→ **Objective**: Print the whole Westminster pollinator spotlight below, word for word, with nothing changed or left out.

→ **Text block**:
══════

An overhead view of people standing around a green milkweed plant, with a monarch caterpillar on a leaf.

Affiliate Spotlight: Growing a Pollinator Conservation Community in Westminster, CO

Author: Susana Prieto Bravo, Bilingual Naturalist 
Bee City Affiliate Name: City of Westminster, CO
USDA Plant Zone: 6a 

My top 5 native pollinator plants:

  1. Sulphur flower (Eriogonum umbellatum): Must have for pollinator gardens. Nectar for several adult butterflies and caterpillar host plant for several blue butterflies. Particular value to native bees. 
  2. Sage (Salvia spp.): Different cultivars attract hummingbirds, bees, and butterflies. Silver sage and Mojave sage have special value for native bees.
  3. Penstemon (Penstemon spp.): Attracts native bees (particularly bumble bees), honey bees, and hummingbirds.
  4. Little bluestem (Schizachyrium scoparium): Cover, nesting material. The fuzzy seeds are of value to small birds in winter. Caterpillar host plant for several species of butterflies.
  5. Leadplant (Amorpha canescens): Caterpillar host plant for many butterflies, including sulfurs, silvery blue, gray hairstreak, painted lady, field crescent, common checkered skipper, and silver-spotted skipper.

══════

Dataset items

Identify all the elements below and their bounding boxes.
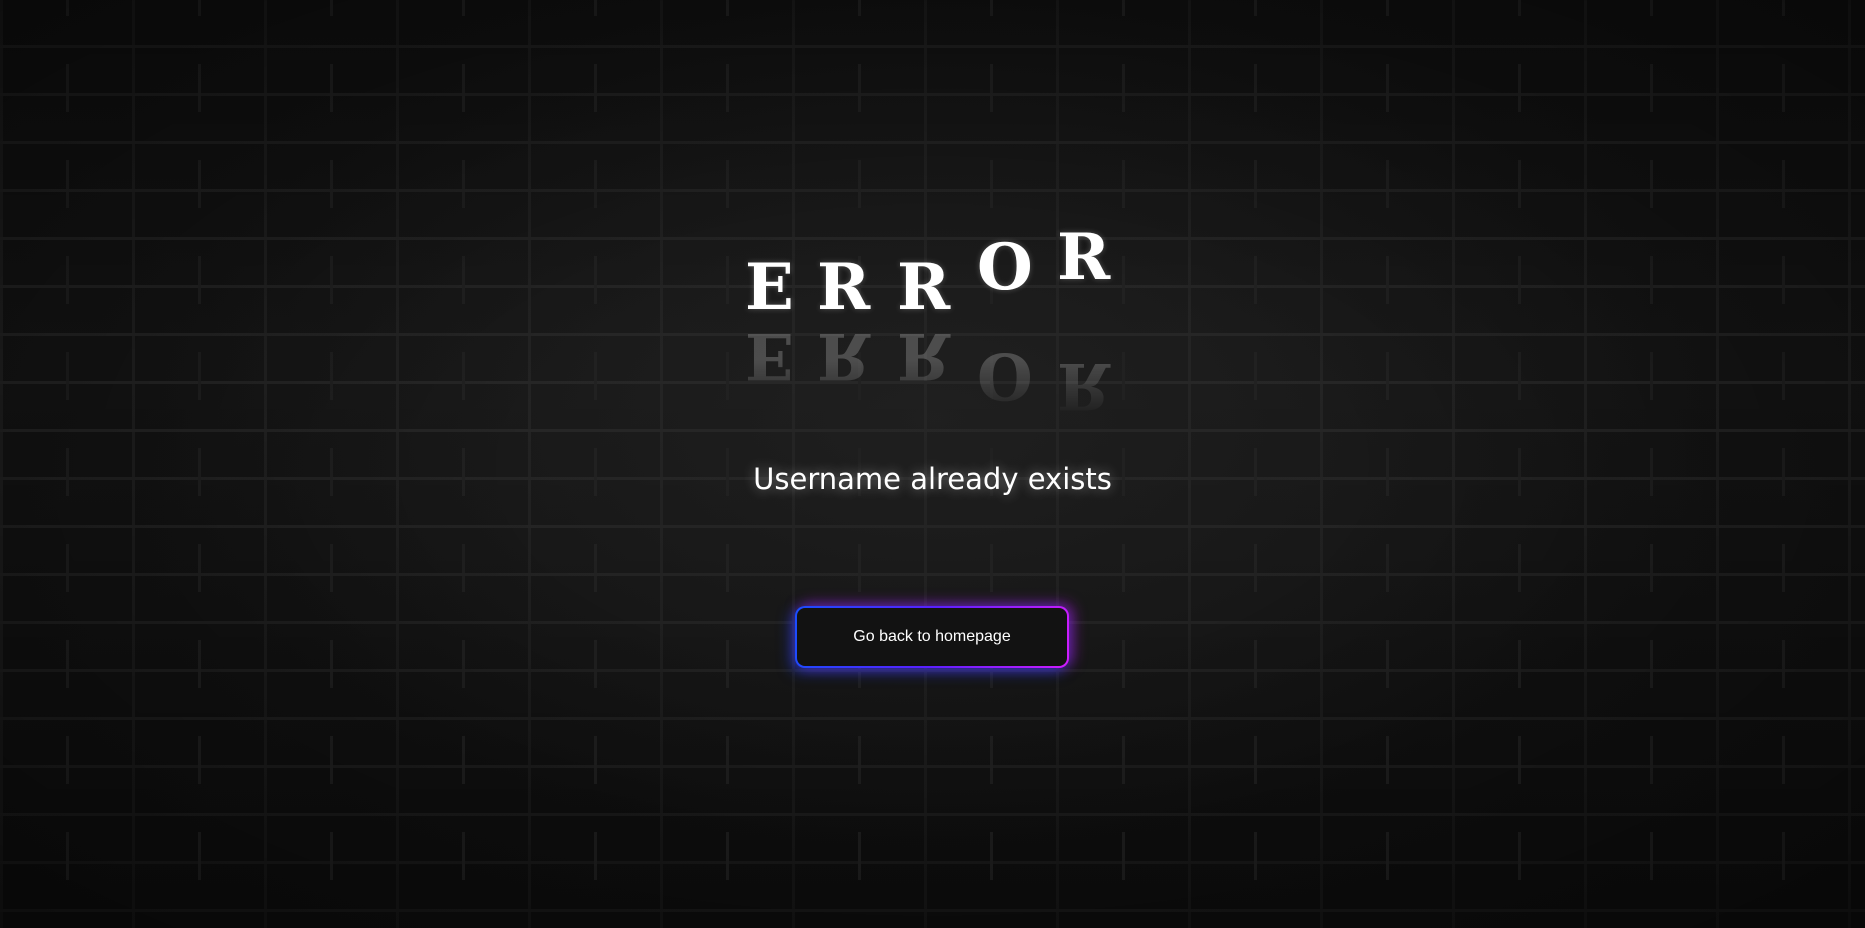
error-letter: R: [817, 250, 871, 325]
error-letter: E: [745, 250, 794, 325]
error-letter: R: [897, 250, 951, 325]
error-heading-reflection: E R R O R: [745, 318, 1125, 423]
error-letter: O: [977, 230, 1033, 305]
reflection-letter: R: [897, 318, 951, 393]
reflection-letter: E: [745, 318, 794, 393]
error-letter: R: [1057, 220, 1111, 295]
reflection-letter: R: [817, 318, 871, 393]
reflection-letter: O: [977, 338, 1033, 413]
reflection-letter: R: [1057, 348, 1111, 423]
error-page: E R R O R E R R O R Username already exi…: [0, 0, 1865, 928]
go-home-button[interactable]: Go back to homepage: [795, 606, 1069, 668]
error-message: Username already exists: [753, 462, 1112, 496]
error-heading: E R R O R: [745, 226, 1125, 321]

══════

→ **Solved problem**:
An overhead view of people standing around a green milkweed plant, with a monarch caterpillar on a leaf.

Affiliate Spotlight: Growing a Pollinator Conservation Community in Westminster, CO

Author: Susana Prieto Bravo, Bilingual Naturalist 
Bee City Affiliate Name: City of Westminster, CO
USDA Plant Zone: 6a 

My top 5 native pollinator plants:

  1. Sulphur flower (Eriogonum umbellatum): Must have for pollinator gardens. Nectar for several adult butterflies and caterpillar host plant for several blue butterflies. Particular value to native bees. 
  2. Sage (Salvia spp.): Different cultivars attract hummingbirds, bees, and butterflies. Silver sage and Mojave sage have special value for native bees.
  3. Penstemon (Penstemon spp.): Attracts native bees (particularly bumble bees), honey bees, and hummingbirds.
  4. Little bluestem (Schizachyrium scoparium): Cover, nesting material. The fuzzy seeds are of value to small birds in winter. Caterpillar host plant for several species of butterflies.
  5. Leadplant (Amorpha canescens): Caterpillar host plant for many butterflies, including sulfurs, silvery blue, gray hairstreak, painted lady, field crescent, common checkered skipper, and silver-spotted skipper.